[begin INPUT ROWS]

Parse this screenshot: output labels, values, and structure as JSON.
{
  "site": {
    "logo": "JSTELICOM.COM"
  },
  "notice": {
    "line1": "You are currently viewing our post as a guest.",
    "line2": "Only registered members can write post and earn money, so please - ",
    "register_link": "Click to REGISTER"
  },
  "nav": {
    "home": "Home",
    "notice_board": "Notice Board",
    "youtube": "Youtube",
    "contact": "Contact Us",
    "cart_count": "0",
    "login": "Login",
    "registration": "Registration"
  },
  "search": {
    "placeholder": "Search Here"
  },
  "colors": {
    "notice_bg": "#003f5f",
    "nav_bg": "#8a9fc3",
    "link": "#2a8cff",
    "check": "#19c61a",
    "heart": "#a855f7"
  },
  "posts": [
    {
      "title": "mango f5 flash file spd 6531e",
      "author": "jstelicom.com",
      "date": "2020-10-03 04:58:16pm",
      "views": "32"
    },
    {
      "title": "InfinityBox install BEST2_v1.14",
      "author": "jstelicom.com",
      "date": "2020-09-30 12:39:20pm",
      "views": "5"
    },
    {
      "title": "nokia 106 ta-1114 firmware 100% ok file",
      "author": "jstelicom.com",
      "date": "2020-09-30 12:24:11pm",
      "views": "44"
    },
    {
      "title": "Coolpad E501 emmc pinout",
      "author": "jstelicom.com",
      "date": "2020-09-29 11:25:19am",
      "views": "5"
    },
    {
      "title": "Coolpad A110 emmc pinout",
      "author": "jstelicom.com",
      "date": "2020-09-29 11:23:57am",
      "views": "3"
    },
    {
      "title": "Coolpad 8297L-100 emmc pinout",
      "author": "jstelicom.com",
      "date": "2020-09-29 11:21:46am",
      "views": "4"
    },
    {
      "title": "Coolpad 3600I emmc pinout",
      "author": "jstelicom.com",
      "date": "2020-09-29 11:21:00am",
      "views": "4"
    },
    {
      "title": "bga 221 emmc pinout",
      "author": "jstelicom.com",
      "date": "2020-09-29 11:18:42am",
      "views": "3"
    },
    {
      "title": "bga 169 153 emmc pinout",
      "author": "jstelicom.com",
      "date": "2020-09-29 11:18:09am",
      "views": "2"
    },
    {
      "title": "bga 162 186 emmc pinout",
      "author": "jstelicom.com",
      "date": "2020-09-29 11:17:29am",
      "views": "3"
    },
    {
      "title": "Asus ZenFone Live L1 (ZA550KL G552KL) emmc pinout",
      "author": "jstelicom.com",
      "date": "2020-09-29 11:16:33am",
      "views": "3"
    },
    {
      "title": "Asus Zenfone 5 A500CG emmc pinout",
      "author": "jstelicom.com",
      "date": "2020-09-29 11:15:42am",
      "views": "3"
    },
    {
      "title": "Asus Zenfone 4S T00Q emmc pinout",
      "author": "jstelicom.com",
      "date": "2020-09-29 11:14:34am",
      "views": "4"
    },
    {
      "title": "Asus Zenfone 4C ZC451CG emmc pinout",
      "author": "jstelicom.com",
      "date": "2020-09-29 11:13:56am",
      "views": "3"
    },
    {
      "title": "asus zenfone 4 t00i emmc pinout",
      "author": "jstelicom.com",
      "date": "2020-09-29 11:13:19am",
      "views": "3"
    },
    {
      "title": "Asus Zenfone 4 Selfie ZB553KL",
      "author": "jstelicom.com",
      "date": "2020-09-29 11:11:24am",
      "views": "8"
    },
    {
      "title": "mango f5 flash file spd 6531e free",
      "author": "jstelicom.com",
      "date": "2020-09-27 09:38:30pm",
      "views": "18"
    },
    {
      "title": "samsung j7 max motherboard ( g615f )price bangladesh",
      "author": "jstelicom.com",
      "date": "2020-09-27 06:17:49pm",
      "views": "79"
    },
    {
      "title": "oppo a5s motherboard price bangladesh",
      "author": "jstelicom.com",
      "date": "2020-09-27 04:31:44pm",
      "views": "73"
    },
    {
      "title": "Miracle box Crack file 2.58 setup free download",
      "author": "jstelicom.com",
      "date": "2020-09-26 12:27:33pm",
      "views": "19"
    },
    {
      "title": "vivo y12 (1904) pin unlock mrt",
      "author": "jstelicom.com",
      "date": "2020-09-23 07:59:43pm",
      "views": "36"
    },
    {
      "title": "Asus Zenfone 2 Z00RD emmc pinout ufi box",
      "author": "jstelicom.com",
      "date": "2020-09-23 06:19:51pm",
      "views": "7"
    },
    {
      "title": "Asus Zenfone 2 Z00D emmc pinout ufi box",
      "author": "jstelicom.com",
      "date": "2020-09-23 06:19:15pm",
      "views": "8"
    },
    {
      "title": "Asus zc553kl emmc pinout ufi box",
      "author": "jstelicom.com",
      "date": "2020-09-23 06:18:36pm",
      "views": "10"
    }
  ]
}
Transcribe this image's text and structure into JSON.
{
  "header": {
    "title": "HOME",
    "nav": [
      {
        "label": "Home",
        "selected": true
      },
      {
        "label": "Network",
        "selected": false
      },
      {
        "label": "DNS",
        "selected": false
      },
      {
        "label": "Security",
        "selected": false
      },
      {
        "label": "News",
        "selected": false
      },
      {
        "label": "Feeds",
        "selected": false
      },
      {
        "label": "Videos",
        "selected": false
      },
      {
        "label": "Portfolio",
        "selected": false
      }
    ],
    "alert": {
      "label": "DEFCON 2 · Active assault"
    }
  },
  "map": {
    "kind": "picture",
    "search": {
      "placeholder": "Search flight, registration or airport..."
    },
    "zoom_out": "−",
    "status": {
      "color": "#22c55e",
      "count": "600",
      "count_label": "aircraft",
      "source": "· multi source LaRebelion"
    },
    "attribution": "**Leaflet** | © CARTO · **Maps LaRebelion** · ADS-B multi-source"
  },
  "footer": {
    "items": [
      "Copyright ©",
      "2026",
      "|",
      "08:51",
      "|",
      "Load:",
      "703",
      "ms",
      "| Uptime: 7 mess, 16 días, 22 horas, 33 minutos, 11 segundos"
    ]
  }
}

[end INPUT ROWS]

* **YOUR OBJECTIVE**: The data above must be returned in full, exactly as written.

* **RESULT**:
Parse this screenshot: output labels, values, and structure as JSON.
{
  "site": {
    "logo": "JSTELICOM.COM"
  },
  "notice": {
    "line1": "You are currently viewing our post as a guest.",
    "line2": "Only registered members can write post and earn money, so please - ",
    "register_link": "Click to REGISTER"
  },
  "nav": {
    "home": "Home",
    "notice_board": "Notice Board",
    "youtube": "Youtube",
    "contact": "Contact Us",
    "cart_count": "0",
    "login": "Login",
    "registration": "Registration"
  },
  "search": {
    "placeholder": "Search Here"
  },
  "colors": {
    "notice_bg": "#003f5f",
    "nav_bg": "#8a9fc3",
    "link": "#2a8cff",
    "check": "#19c61a",
    "heart": "#a855f7"
  },
  "posts": [
    {
      "title": "mango f5 flash file spd 6531e",
      "author": "jstelicom.com",
      "date": "2020-10-03 04:58:16pm",
      "views": "32"
    },
    {
      "title": "InfinityBox install BEST2_v1.14",
      "author": "jstelicom.com",
      "date": "2020-09-30 12:39:20pm",
      "views": "5"
    },
    {
      "title": "nokia 106 ta-1114 firmware 100% ok file",
      "author": "jstelicom.com",
      "date": "2020-09-30 12:24:11pm",
      "views": "44"
    },
    {
      "title": "Coolpad E501 emmc pinout",
      "author": "jstelicom.com",
      "date": "2020-09-29 11:25:19am",
      "views": "5"
    },
    {
      "title": "Coolpad A110 emmc pinout",
      "author": "jstelicom.com",
      "date": "2020-09-29 11:23:57am",
      "views": "3"
    },
    {
      "title": "Coolpad 8297L-100 emmc pinout",
      "author": "jstelicom.com",
      "date": "2020-09-29 11:21:46am",
      "views": "4"
    },
    {
      "title": "Coolpad 3600I emmc pinout",
      "author": "jstelicom.com",
      "date": "2020-09-29 11:21:00am",
      "views": "4"
    },
    {
      "title": "bga 221 emmc pinout",
      "author": "jstelicom.com",
      "date": "2020-09-29 11:18:42am",
      "views": "3"
    },
    {
      "title": "bga 169 153 emmc pinout",
      "author": "jstelicom.com",
      "date": "2020-09-29 11:18:09am",
      "views": "2"
    },
    {
      "title": "bga 162 186 emmc pinout",
      "author": "jstelicom.com",
      "date": "2020-09-29 11:17:29am",
      "views": "3"
    },
    {
      "title": "Asus ZenFone Live L1 (ZA550KL G552KL) emmc pinout",
      "author": "jstelicom.com",
      "date": "2020-09-29 11:16:33am",
      "views": "3"
    },
    {
      "title": "Asus Zenfone 5 A500CG emmc pinout",
      "author": "jstelicom.com",
      "date": "2020-09-29 11:15:42am",
      "views": "3"
    },
    {
      "title": "Asus Zenfone 4S T00Q emmc pinout",
      "author": "jstelicom.com",
      "date": "2020-09-29 11:14:34am",
      "views": "4"
    },
    {
      "title": "Asus Zenfone 4C ZC451CG emmc pinout",
      "author": "jstelicom.com",
      "date": "2020-09-29 11:13:56am",
      "views": "3"
    },
    {
      "title": "asus zenfone 4 t00i emmc pinout",
      "author": "jstelicom.com",
      "date": "2020-09-29 11:13:19am",
      "views": "3"
    },
    {
      "title": "Asus Zenfone 4 Selfie ZB553KL",
      "author": "jstelicom.com",
      "date": "2020-09-29 11:11:24am",
      "views": "8"
    },
    {
      "title": "mango f5 flash file spd 6531e free",
      "author": "jstelicom.com",
      "date": "2020-09-27 09:38:30pm",
      "views": "18"
    },
    {
      "title": "samsung j7 max motherboard ( g615f )price bangladesh",
      "author": "jstelicom.com",
      "date": "2020-09-27 06:17:49pm",
      "views": "79"
    },
    {
      "title": "oppo a5s motherboard price bangladesh",
      "author": "jstelicom.com",
      "date": "2020-09-27 04:31:44pm",
      "views": "73"
    },
    {
      "title": "Miracle box Crack file 2.58 setup free download",
      "author": "jstelicom.com",
      "date": "2020-09-26 12:27:33pm",
      "views": "19"
    },
    {
      "title": "vivo y12 (1904) pin unlock mrt",
      "author": "jstelicom.com",
      "date": "2020-09-23 07:59:43pm",
      "views": "36"
    },
    {
      "title": "Asus Zenfone 2 Z00RD emmc pinout ufi box",
      "author": "jstelicom.com",
      "date": "2020-09-23 06:19:51pm",
      "views": "7"
    },
    {
      "title": "Asus Zenfone 2 Z00D emmc pinout ufi box",
      "author": "jstelicom.com",
      "date": "2020-09-23 06:19:15pm",
      "views": "8"
    },
    {
      "title": "Asus zc553kl emmc pinout ufi box",
      "author": "jstelicom.com",
      "date": "2020-09-23 06:18:36pm",
      "views": "10"
    }
  ]
}
Transcribe this image's text and structure into JSON.
{
  "header": {
    "title": "HOME",
    "nav": [
      {
        "label": "Home",
        "selected": true
      },
      {
        "label": "Network",
        "selected": false
      },
      {
        "label": "DNS",
        "selected": false
      },
      {
        "label": "Security",
        "selected": false
      },
      {
        "label": "News",
        "selected": false
      },
      {
        "label": "Feeds",
        "selected": false
      },
      {
        "label": "Videos",
        "selected": false
      },
      {
        "label": "Portfolio",
        "selected": false
      }
    ],
    "alert": {
      "label": "DEFCON 2 · Active assault"
    }
  },
  "map": {
    "kind": "picture",
    "search": {
      "placeholder": "Search flight, registration or airport..."
    },
    "zoom_out": "−",
    "status": {
      "color": "#22c55e",
      "count": "600",
      "count_label": "aircraft",
      "source": "· multi source LaRebelion"
    },
    "attribution": "**Leaflet** | © CARTO · **Maps LaRebelion** · ADS-B multi-source"
  },
  "footer": {
    "items": [
      "Copyright ©",
      "2026",
      "|",
      "08:51",
      "|",
      "Load:",
      "703",
      "ms",
      "| Uptime: 7 mess, 16 días, 22 horas, 33 minutos, 11 segundos"
    ]
  }
}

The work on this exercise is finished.